» **THE TASK**
Without skipping anything, write out each record below exactly.

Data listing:
____________________

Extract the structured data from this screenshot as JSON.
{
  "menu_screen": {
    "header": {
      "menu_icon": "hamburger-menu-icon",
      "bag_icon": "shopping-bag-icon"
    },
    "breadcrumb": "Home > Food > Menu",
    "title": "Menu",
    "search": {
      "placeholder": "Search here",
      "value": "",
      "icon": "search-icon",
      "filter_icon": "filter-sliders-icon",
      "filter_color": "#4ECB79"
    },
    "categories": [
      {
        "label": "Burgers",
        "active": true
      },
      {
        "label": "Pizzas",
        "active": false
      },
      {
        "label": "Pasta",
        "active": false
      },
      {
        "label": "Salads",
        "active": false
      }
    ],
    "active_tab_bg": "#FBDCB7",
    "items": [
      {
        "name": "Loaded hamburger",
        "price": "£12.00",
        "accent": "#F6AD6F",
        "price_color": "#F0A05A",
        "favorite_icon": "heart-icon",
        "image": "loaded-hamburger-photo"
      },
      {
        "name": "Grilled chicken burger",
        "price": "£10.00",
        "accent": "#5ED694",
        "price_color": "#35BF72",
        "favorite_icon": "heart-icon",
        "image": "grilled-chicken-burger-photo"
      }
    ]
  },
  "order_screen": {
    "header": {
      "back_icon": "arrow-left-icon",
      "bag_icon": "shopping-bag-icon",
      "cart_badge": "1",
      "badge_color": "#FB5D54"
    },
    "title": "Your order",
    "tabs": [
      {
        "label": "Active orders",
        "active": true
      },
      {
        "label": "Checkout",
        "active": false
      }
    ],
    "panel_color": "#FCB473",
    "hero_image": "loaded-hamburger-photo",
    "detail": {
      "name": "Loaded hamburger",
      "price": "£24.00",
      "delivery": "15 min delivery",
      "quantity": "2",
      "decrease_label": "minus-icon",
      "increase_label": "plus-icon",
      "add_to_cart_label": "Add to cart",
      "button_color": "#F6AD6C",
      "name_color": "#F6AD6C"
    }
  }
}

____________________

» **ANSWER TO THE PROBLEM**
Extract the structured data from this screenshot as JSON.
{
  "menu_screen": {
    "header": {
      "menu_icon": "hamburger-menu-icon",
      "bag_icon": "shopping-bag-icon"
    },
    "breadcrumb": "Home > Food > Menu",
    "title": "Menu",
    "search": {
      "placeholder": "Search here",
      "value": "",
      "icon": "search-icon",
      "filter_icon": "filter-sliders-icon",
      "filter_color": "#4ECB79"
    },
    "categories": [
      {
        "label": "Burgers",
        "active": true
      },
      {
        "label": "Pizzas",
        "active": false
      },
      {
        "label": "Pasta",
        "active": false
      },
      {
        "label": "Salads",
        "active": false
      }
    ],
    "active_tab_bg": "#FBDCB7",
    "items": [
      {
        "name": "Loaded hamburger",
        "price": "£12.00",
        "accent": "#F6AD6F",
        "price_color": "#F0A05A",
        "favorite_icon": "heart-icon",
        "image": "loaded-hamburger-photo"
      },
      {
        "name": "Grilled chicken burger",
        "price": "£10.00",
        "accent": "#5ED694",
        "price_color": "#35BF72",
        "favorite_icon": "heart-icon",
        "image": "grilled-chicken-burger-photo"
      }
    ]
  },
  "order_screen": {
    "header": {
      "back_icon": "arrow-left-icon",
      "bag_icon": "shopping-bag-icon",
      "cart_badge": "1",
      "badge_color": "#FB5D54"
    },
    "title": "Your order",
    "tabs": [
      {
        "label": "Active orders",
        "active": true
      },
      {
        "label": "Checkout",
        "active": false
      }
    ],
    "panel_color": "#FCB473",
    "hero_image": "loaded-hamburger-photo",
    "detail": {
      "name": "Loaded hamburger",
      "price": "£24.00",
      "delivery": "15 min delivery",
      "quantity": "2",
      "decrease_label": "minus-icon",
      "increase_label": "plus-icon",
      "add_to_cart_label": "Add to cart",
      "button_color": "#F6AD6C",
      "name_color": "#F6AD6C"
    }
  }
}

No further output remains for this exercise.